### SET PROBLEM
Write out each line word for word. Drop pictures.

Dataset excerpts
◇ ◇ ◇ ◇
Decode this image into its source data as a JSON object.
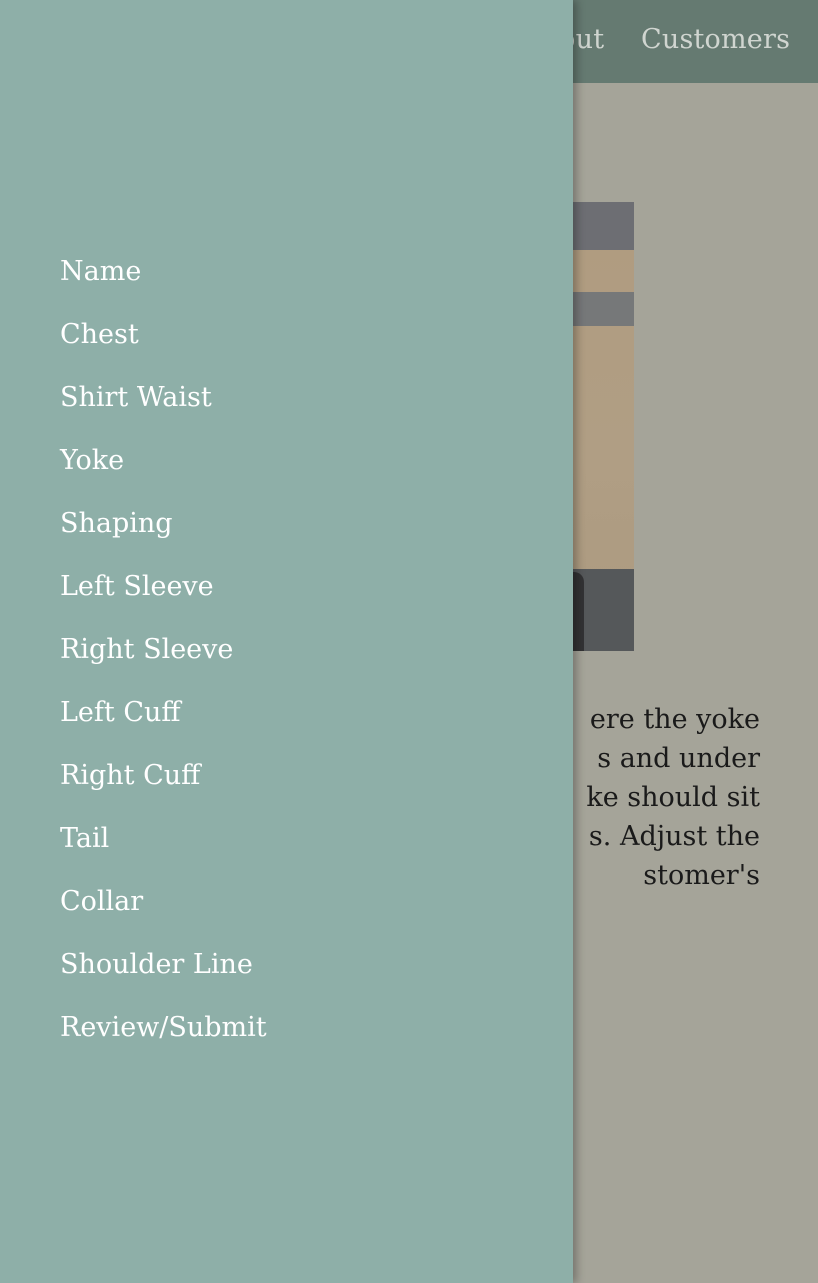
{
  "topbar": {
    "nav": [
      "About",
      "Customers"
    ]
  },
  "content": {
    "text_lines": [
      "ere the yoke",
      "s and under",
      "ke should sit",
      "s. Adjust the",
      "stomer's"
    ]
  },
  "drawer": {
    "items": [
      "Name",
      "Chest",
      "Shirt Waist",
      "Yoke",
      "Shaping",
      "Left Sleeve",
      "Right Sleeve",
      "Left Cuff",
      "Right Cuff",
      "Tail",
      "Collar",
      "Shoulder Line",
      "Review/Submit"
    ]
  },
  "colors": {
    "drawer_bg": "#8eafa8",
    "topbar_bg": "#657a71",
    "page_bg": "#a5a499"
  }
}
◇ ◇ ◇ ◇
### OUTPUT OF THE TASK
Decode this image into its source data as a JSON object.
{
  "topbar": {
    "nav": [
      "About",
      "Customers"
    ]
  },
  "content": {
    "text_lines": [
      "ere the yoke",
      "s and under",
      "ke should sit",
      "s. Adjust the",
      "stomer's"
    ]
  },
  "drawer": {
    "items": [
      "Name",
      "Chest",
      "Shirt Waist",
      "Yoke",
      "Shaping",
      "Left Sleeve",
      "Right Sleeve",
      "Left Cuff",
      "Right Cuff",
      "Tail",
      "Collar",
      "Shoulder Line",
      "Review/Submit"
    ]
  },
  "colors": {
    "drawer_bg": "#8eafa8",
    "topbar_bg": "#657a71",
    "page_bg": "#a5a499"
  }
}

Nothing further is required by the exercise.